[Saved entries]
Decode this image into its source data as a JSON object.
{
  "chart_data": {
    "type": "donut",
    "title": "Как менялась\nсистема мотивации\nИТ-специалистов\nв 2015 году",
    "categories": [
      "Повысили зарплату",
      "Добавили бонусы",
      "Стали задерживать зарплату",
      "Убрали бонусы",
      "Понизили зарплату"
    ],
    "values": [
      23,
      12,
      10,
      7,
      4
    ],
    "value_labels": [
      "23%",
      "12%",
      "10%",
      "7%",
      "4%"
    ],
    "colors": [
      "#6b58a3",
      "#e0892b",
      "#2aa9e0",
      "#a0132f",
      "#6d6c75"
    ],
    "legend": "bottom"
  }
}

DESCRIPTION OF THE TASK: Check each line above for the string "зарплату", then copy the ones that have it.

RIGHT ANSWER:
      "Повысили зарплату",
      "Стали задерживать зарплату",
      "Понизили зарплату"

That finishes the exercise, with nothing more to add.